**WHAT IS BEING ASKED:** Quote the full listing word for word.

* BEGIN *

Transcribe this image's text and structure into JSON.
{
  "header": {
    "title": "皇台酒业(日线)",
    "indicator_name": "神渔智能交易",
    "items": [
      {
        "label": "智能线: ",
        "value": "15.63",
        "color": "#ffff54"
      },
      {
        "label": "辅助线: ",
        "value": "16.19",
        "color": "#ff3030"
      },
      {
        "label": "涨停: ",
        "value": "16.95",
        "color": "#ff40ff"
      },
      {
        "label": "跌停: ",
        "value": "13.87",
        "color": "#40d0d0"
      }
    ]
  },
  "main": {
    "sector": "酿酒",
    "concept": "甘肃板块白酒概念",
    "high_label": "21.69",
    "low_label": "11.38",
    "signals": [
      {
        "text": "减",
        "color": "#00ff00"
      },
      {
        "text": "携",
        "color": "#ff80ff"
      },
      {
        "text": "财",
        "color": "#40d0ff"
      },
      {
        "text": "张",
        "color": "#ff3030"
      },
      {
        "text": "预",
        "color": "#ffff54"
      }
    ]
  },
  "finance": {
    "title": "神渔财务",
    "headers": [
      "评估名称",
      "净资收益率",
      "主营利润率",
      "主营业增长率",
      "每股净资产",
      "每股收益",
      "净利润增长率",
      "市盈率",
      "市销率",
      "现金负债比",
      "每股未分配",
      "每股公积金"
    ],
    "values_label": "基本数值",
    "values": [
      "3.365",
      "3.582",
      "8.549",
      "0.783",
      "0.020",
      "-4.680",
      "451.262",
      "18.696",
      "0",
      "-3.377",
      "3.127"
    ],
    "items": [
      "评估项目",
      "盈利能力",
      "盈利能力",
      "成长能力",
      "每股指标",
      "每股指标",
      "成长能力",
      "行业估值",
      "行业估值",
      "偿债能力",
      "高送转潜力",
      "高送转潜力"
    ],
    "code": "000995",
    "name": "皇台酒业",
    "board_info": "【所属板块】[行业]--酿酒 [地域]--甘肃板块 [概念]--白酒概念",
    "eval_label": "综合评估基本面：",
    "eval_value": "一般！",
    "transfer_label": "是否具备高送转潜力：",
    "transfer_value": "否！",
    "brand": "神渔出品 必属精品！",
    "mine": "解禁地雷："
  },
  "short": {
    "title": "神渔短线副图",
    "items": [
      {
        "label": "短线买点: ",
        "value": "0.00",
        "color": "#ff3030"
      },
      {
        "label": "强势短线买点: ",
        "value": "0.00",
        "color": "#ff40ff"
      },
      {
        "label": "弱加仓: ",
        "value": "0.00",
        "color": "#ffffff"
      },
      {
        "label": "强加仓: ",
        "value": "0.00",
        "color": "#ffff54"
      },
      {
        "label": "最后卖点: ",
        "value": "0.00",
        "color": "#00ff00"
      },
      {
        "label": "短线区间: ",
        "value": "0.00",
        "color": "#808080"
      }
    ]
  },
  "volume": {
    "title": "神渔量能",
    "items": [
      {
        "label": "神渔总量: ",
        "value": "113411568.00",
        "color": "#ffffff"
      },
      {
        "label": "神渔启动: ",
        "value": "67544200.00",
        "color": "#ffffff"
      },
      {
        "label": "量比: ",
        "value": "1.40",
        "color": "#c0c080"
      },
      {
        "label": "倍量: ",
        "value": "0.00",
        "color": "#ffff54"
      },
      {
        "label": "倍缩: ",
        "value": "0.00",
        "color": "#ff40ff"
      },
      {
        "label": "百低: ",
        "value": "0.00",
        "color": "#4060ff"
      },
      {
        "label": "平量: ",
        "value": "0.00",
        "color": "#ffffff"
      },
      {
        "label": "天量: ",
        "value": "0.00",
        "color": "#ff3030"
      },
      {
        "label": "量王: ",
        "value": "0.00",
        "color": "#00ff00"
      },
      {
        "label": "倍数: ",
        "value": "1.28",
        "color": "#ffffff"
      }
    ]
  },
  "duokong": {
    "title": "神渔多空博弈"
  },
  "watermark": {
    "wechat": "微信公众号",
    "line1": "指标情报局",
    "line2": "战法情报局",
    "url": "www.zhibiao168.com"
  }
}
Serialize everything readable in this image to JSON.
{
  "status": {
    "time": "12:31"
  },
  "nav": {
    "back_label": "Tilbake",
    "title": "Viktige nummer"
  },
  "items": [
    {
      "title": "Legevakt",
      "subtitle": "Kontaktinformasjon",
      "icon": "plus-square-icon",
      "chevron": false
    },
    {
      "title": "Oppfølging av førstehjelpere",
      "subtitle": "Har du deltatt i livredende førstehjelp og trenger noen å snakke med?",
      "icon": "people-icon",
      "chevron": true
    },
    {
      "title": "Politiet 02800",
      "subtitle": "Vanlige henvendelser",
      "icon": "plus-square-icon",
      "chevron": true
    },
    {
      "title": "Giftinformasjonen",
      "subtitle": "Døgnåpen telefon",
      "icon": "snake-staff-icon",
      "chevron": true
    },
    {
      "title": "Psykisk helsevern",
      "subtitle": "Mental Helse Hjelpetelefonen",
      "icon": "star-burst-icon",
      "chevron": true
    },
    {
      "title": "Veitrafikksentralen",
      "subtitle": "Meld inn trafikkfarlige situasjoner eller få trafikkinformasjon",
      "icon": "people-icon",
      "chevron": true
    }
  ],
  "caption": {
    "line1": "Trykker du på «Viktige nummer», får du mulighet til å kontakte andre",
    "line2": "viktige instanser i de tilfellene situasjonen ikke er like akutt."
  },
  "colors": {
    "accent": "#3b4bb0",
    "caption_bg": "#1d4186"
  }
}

* END *

**SOLUTION TO THE PROBLEM:**
Transcribe this image's text and structure into JSON.
{
  "header": {
    "title": "皇台酒业(日线)",
    "indicator_name": "神渔智能交易",
    "items": [
      {
        "label": "智能线: ",
        "value": "15.63",
        "color": "#ffff54"
      },
      {
        "label": "辅助线: ",
        "value": "16.19",
        "color": "#ff3030"
      },
      {
        "label": "涨停: ",
        "value": "16.95",
        "color": "#ff40ff"
      },
      {
        "label": "跌停: ",
        "value": "13.87",
        "color": "#40d0d0"
      }
    ]
  },
  "main": {
    "sector": "酿酒",
    "concept": "甘肃板块白酒概念",
    "high_label": "21.69",
    "low_label": "11.38",
    "signals": [
      {
        "text": "减",
        "color": "#00ff00"
      },
      {
        "text": "携",
        "color": "#ff80ff"
      },
      {
        "text": "财",
        "color": "#40d0ff"
      },
      {
        "text": "张",
        "color": "#ff3030"
      },
      {
        "text": "预",
        "color": "#ffff54"
      }
    ]
  },
  "finance": {
    "title": "神渔财务",
    "headers": [
      "评估名称",
      "净资收益率",
      "主营利润率",
      "主营业增长率",
      "每股净资产",
      "每股收益",
      "净利润增长率",
      "市盈率",
      "市销率",
      "现金负债比",
      "每股未分配",
      "每股公积金"
    ],
    "values_label": "基本数值",
    "values": [
      "3.365",
      "3.582",
      "8.549",
      "0.783",
      "0.020",
      "-4.680",
      "451.262",
      "18.696",
      "0",
      "-3.377",
      "3.127"
    ],
    "items": [
      "评估项目",
      "盈利能力",
      "盈利能力",
      "成长能力",
      "每股指标",
      "每股指标",
      "成长能力",
      "行业估值",
      "行业估值",
      "偿债能力",
      "高送转潜力",
      "高送转潜力"
    ],
    "code": "000995",
    "name": "皇台酒业",
    "board_info": "【所属板块】[行业]--酿酒 [地域]--甘肃板块 [概念]--白酒概念",
    "eval_label": "综合评估基本面：",
    "eval_value": "一般！",
    "transfer_label": "是否具备高送转潜力：",
    "transfer_value": "否！",
    "brand": "神渔出品 必属精品！",
    "mine": "解禁地雷："
  },
  "short": {
    "title": "神渔短线副图",
    "items": [
      {
        "label": "短线买点: ",
        "value": "0.00",
        "color": "#ff3030"
      },
      {
        "label": "强势短线买点: ",
        "value": "0.00",
        "color": "#ff40ff"
      },
      {
        "label": "弱加仓: ",
        "value": "0.00",
        "color": "#ffffff"
      },
      {
        "label": "强加仓: ",
        "value": "0.00",
        "color": "#ffff54"
      },
      {
        "label": "最后卖点: ",
        "value": "0.00",
        "color": "#00ff00"
      },
      {
        "label": "短线区间: ",
        "value": "0.00",
        "color": "#808080"
      }
    ]
  },
  "volume": {
    "title": "神渔量能",
    "items": [
      {
        "label": "神渔总量: ",
        "value": "113411568.00",
        "color": "#ffffff"
      },
      {
        "label": "神渔启动: ",
        "value": "67544200.00",
        "color": "#ffffff"
      },
      {
        "label": "量比: ",
        "value": "1.40",
        "color": "#c0c080"
      },
      {
        "label": "倍量: ",
        "value": "0.00",
        "color": "#ffff54"
      },
      {
        "label": "倍缩: ",
        "value": "0.00",
        "color": "#ff40ff"
      },
      {
        "label": "百低: ",
        "value": "0.00",
        "color": "#4060ff"
      },
      {
        "label": "平量: ",
        "value": "0.00",
        "color": "#ffffff"
      },
      {
        "label": "天量: ",
        "value": "0.00",
        "color": "#ff3030"
      },
      {
        "label": "量王: ",
        "value": "0.00",
        "color": "#00ff00"
      },
      {
        "label": "倍数: ",
        "value": "1.28",
        "color": "#ffffff"
      }
    ]
  },
  "duokong": {
    "title": "神渔多空博弈"
  },
  "watermark": {
    "wechat": "微信公众号",
    "line1": "指标情报局",
    "line2": "战法情报局",
    "url": "www.zhibiao168.com"
  }
}
Serialize everything readable in this image to JSON.
{
  "status": {
    "time": "12:31"
  },
  "nav": {
    "back_label": "Tilbake",
    "title": "Viktige nummer"
  },
  "items": [
    {
      "title": "Legevakt",
      "subtitle": "Kontaktinformasjon",
      "icon": "plus-square-icon",
      "chevron": false
    },
    {
      "title": "Oppfølging av førstehjelpere",
      "subtitle": "Har du deltatt i livredende førstehjelp og trenger noen å snakke med?",
      "icon": "people-icon",
      "chevron": true
    },
    {
      "title": "Politiet 02800",
      "subtitle": "Vanlige henvendelser",
      "icon": "plus-square-icon",
      "chevron": true
    },
    {
      "title": "Giftinformasjonen",
      "subtitle": "Døgnåpen telefon",
      "icon": "snake-staff-icon",
      "chevron": true
    },
    {
      "title": "Psykisk helsevern",
      "subtitle": "Mental Helse Hjelpetelefonen",
      "icon": "star-burst-icon",
      "chevron": true
    },
    {
      "title": "Veitrafikksentralen",
      "subtitle": "Meld inn trafikkfarlige situasjoner eller få trafikkinformasjon",
      "icon": "people-icon",
      "chevron": true
    }
  ],
  "caption": {
    "line1": "Trykker du på «Viktige nummer», får du mulighet til å kontakte andre",
    "line2": "viktige instanser i de tilfellene situasjonen ikke er like akutt."
  },
  "colors": {
    "accent": "#3b4bb0",
    "caption_bg": "#1d4186"
  }
}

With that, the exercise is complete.